What is asked: Quote all entries exactly, leaving pictures aside.

# # # #

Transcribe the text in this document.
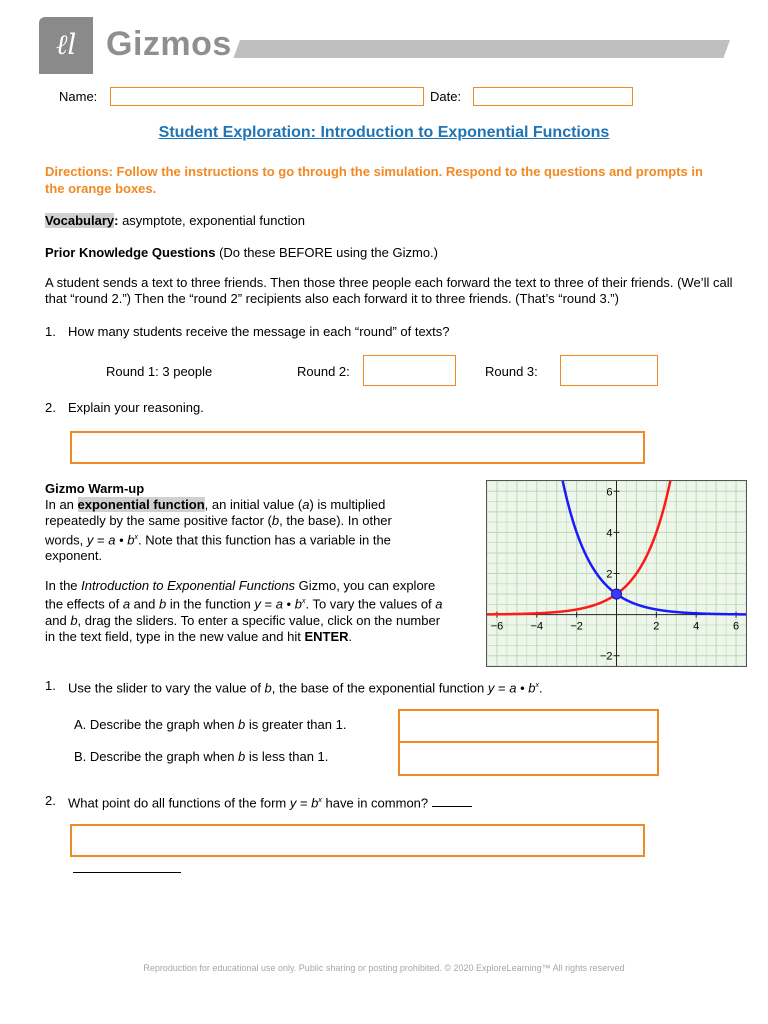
ℓl Gizmos
Name:	Date:
Student Exploration: Introduction to Exponential Functions
Directions: Follow the instructions to go through the simulation. Respond to the questions and prompts in the orange boxes.
Vocabulary: asymptote, exponential function
Prior Knowledge Questions (Do these BEFORE using the Gizmo.)
A student sends a text to three friends. Then those three people each forward the text to three of their friends. (We’ll call that “round 2.”) Then the “round 2” recipients also each forward it to three friends. (That’s “round 3.”)
1. How many students receive the message in each “round” of texts?
Round 1: 3 people	Round 2:	Round 3:
2. Explain your reasoning.
Gizmo Warm-up
In an exponential function, an initial value (a) is multiplied repeatedly by the same positive factor (b, the base). In other words, y = a • $b^x$. Note that this function has a variable in the exponent.
In the Introduction to Exponential Functions Gizmo, you can explore the effects of a and b in the function y = a • $b^x$. To vary the values of a and b, drag the sliders. To enter a specific value, click on the number in the text field, type in the new value and hit ENTER.
−6 −4 −2	2	4	6
−2
2
4
6
1. Use the slider to vary the value of b, the base of the exponential function y = a • $b^x$.
A. Describe the graph when b is greater than 1.
B. Describe the graph when b is less than 1.
2. What point do all functions of the form $y = b^x$ have in common?
Reproduction for educational use only. Public sharing or posting prohibited. © 2020 ExploreLearning™ All rights reserved
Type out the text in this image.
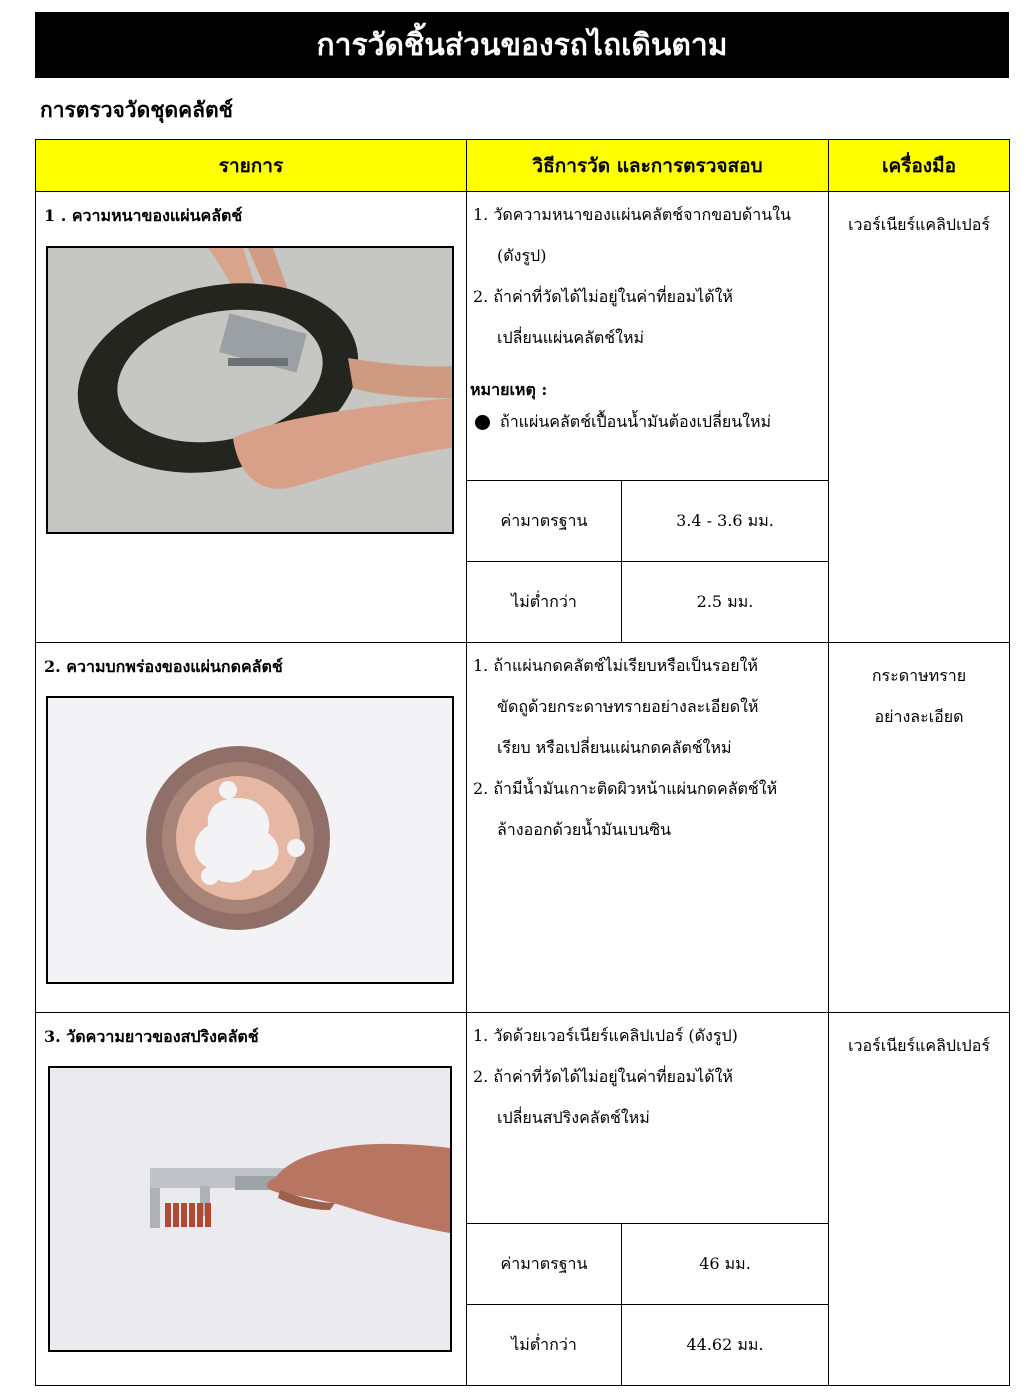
การวัดชิ้นส่วนของรถไถเดินตาม
การตรวจวัดชุดคลัตช์
รายการ	วิธีการวัด และการตรวจสอบ	เครื่องมือ

1 . ความหนาของแผ่นคลัตช์	1. วัดความหนาของแผ่นคลัตช์จากขอบด้านใน
(ดังรูป)
2. ถ้าค่าที่วัดได้ไม่อยู่ในค่าที่ยอมได้ให้
เปลี่ยนแผ่นคลัตช์ใหม่
หมายเหตุ :
ถ้าแผ่นคลัตช์เปื้อนน้ำมันต้องเปลี่ยนใหม่
ค่ามาตรฐาน	3.4 - 3.6 มม.
ไม่ต่ำกว่า	2.5 มม.

เวอร์เนียร์แคลิปเปอร์

2. ความบกพร่องของแผ่นกดคลัตช์	1. ถ้าแผ่นกดคลัตช์ไม่เรียบหรือเป็นรอยให้
ขัดถูด้วยกระดาษทรายอย่างละเอียดให้
เรียบ หรือเปลี่ยนแผ่นกดคลัตช์ใหม่
2. ถ้ามีน้ำมันเกาะติดผิวหน้าแผ่นกดคลัตช์ให้
ล้างออกด้วยน้ำมันเบนซิน

กระดาษทราย
อย่างละเอียด

3. วัดความยาวของสปริงคลัตช์	1. วัดด้วยเวอร์เนียร์แคลิปเปอร์ (ดังรูป)
2. ถ้าค่าที่วัดได้ไม่อยู่ในค่าที่ยอมได้ให้
เปลี่ยนสปริงคลัตช์ใหม่
ค่ามาตรฐาน	46 มม.
ไม่ต่ำกว่า	44.62 มม.

เวอร์เนียร์แคลิปเปอร์
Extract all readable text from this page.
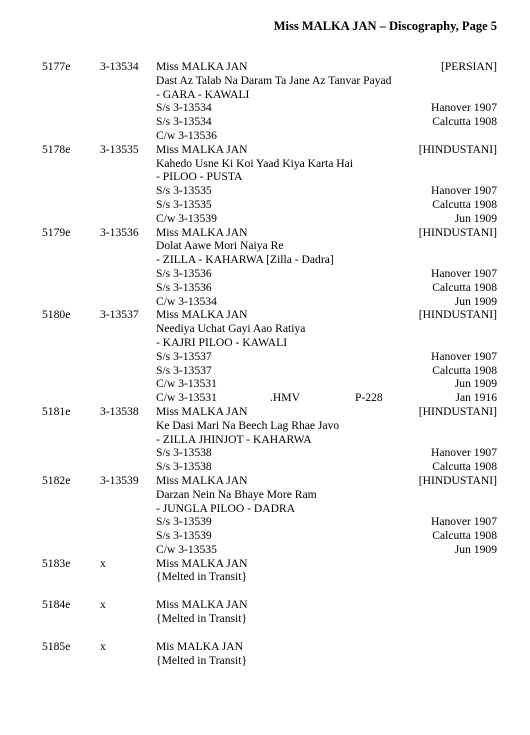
Miss MALKA JAN – Discography, Page 5
5177e	3-13534 Miss MALKA JAN	[PERSIAN]
Dast Az Talab Na Daram Ta Jane Az Tanvar Payad
- GARA - KAWALI
S/s 3-13534	Hanover 1907
S/s 3-13534	Calcutta 1908
C/w 3-13536
5178e	3-13535 Miss MALKA JAN	[HINDUSTANI]
Kahedo Usne Ki Koi Yaad Kiya Karta Hai
- PILOO - PUSTA
S/s 3-13535	Hanover 1907
S/s 3-13535	Calcutta 1908
C/w 3-13539	Jun 1909
5179e	3-13536 Miss MALKA JAN	[HINDUSTANI]
Dolat Aawe Mori Naiya Re
- ZILLA - KAHARWA [Zilla - Dadra]
S/s 3-13536	Hanover 1907
S/s 3-13536	Calcutta 1908
C/w 3-13534	Jun 1909
5180e	3-13537 Miss MALKA JAN	[HINDUSTANI]
Neediya Uchat Gayi Aao Ratiya
- KAJRI PILOO - KAWALI
S/s 3-13537	Hanover 1907
S/s 3-13537	Calcutta 1908
C/w 3-13531	Jun 1909
C/w 3-13531	.HMV	P-228	Jan 1916
5181e	3-13538 Miss MALKA JAN	[HINDUSTANI]
Ke Dasi Mari Na Beech Lag Rhae Javo
- ZILLA JHINJOT - KAHARWA
S/s 3-13538	Hanover 1907
S/s 3-13538	Calcutta 1908
5182e	3-13539 Miss MALKA JAN	[HINDUSTANI]
Darzan Nein Na Bhaye More Ram
- JUNGLA PILOO - DADRA
S/s 3-13539	Hanover 1907
S/s 3-13539	Calcutta 1908
C/w 3-13535	Jun 1909
5183e	x	Miss MALKA JAN
{Melted in Transit}
5184e	x	Miss MALKA JAN
{Melted in Transit}
5185e	x	Mis MALKA JAN
{Melted in Transit}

# # # #

Task answer:
Transcribe the text in this document.
ℓl Gizmos
Name:	Date:
Student Exploration: Introduction to Exponential Functions
Directions: Follow the instructions to go through the simulation. Respond to the questions and prompts in the orange boxes.
Vocabulary: asymptote, exponential function
Prior Knowledge Questions (Do these BEFORE using the Gizmo.)
A student sends a text to three friends. Then those three people each forward the text to three of their friends. (We’ll call that “round 2.”) Then the “round 2” recipients also each forward it to three friends. (That’s “round 3.”)
1. How many students receive the message in each “round” of texts?
Round 1: 3 people	Round 2:	Round 3:
2. Explain your reasoning.
Gizmo Warm-up
In an exponential function, an initial value (a) is multiplied repeatedly by the same positive factor (b, the base). In other words, y = a • $b^x$. Note that this function has a variable in the exponent.
In the Introduction to Exponential Functions Gizmo, you can explore the effects of a and b in the function y = a • $b^x$. To vary the values of a and b, drag the sliders. To enter a specific value, click on the number in the text field, type in the new value and hit ENTER.
−6 −4 −2	2	4	6
−2
2
4
6
1. Use the slider to vary the value of b, the base of the exponential function y = a • $b^x$.
A. Describe the graph when b is greater than 1.
B. Describe the graph when b is less than 1.
2. What point do all functions of the form $y = b^x$ have in common?
Reproduction for educational use only. Public sharing or posting prohibited. © 2020 ExploreLearning™ All rights reserved
Type out the text in this image.
การวัดชิ้นส่วนของรถไถเดินตาม
การตรวจวัดชุดคลัตช์
รายการ	วิธีการวัด และการตรวจสอบ	เครื่องมือ

1 . ความหนาของแผ่นคลัตช์	1. วัดความหนาของแผ่นคลัตช์จากขอบด้านใน
(ดังรูป)
2. ถ้าค่าที่วัดได้ไม่อยู่ในค่าที่ยอมได้ให้
เปลี่ยนแผ่นคลัตช์ใหม่
หมายเหตุ :
ถ้าแผ่นคลัตช์เปื้อนน้ำมันต้องเปลี่ยนใหม่
ค่ามาตรฐาน	3.4 - 3.6 มม.
ไม่ต่ำกว่า	2.5 มม.

เวอร์เนียร์แคลิปเปอร์

2. ความบกพร่องของแผ่นกดคลัตช์	1. ถ้าแผ่นกดคลัตช์ไม่เรียบหรือเป็นรอยให้
ขัดถูด้วยกระดาษทรายอย่างละเอียดให้
เรียบ หรือเปลี่ยนแผ่นกดคลัตช์ใหม่
2. ถ้ามีน้ำมันเกาะติดผิวหน้าแผ่นกดคลัตช์ให้
ล้างออกด้วยน้ำมันเบนซิน

กระดาษทราย
อย่างละเอียด

3. วัดความยาวของสปริงคลัตช์	1. วัดด้วยเวอร์เนียร์แคลิปเปอร์ (ดังรูป)
2. ถ้าค่าที่วัดได้ไม่อยู่ในค่าที่ยอมได้ให้
เปลี่ยนสปริงคลัตช์ใหม่
ค่ามาตรฐาน	46 มม.
ไม่ต่ำกว่า	44.62 มม.

เวอร์เนียร์แคลิปเปอร์
Extract all readable text from this page.
Miss MALKA JAN – Discography, Page 5
5177e	3-13534 Miss MALKA JAN	[PERSIAN]
Dast Az Talab Na Daram Ta Jane Az Tanvar Payad
- GARA - KAWALI
S/s 3-13534	Hanover 1907
S/s 3-13534	Calcutta 1908
C/w 3-13536
5178e	3-13535 Miss MALKA JAN	[HINDUSTANI]
Kahedo Usne Ki Koi Yaad Kiya Karta Hai
- PILOO - PUSTA
S/s 3-13535	Hanover 1907
S/s 3-13535	Calcutta 1908
C/w 3-13539	Jun 1909
5179e	3-13536 Miss MALKA JAN	[HINDUSTANI]
Dolat Aawe Mori Naiya Re
- ZILLA - KAHARWA [Zilla - Dadra]
S/s 3-13536	Hanover 1907
S/s 3-13536	Calcutta 1908
C/w 3-13534	Jun 1909
5180e	3-13537 Miss MALKA JAN	[HINDUSTANI]
Neediya Uchat Gayi Aao Ratiya
- KAJRI PILOO - KAWALI
S/s 3-13537	Hanover 1907
S/s 3-13537	Calcutta 1908
C/w 3-13531	Jun 1909
C/w 3-13531	.HMV	P-228	Jan 1916
5181e	3-13538 Miss MALKA JAN	[HINDUSTANI]
Ke Dasi Mari Na Beech Lag Rhae Javo
- ZILLA JHINJOT - KAHARWA
S/s 3-13538	Hanover 1907
S/s 3-13538	Calcutta 1908
5182e	3-13539 Miss MALKA JAN	[HINDUSTANI]
Darzan Nein Na Bhaye More Ram
- JUNGLA PILOO - DADRA
S/s 3-13539	Hanover 1907
S/s 3-13539	Calcutta 1908
C/w 3-13535	Jun 1909
5183e	x	Miss MALKA JAN
{Melted in Transit}
5184e	x	Miss MALKA JAN
{Melted in Transit}
5185e	x	Mis MALKA JAN
{Melted in Transit}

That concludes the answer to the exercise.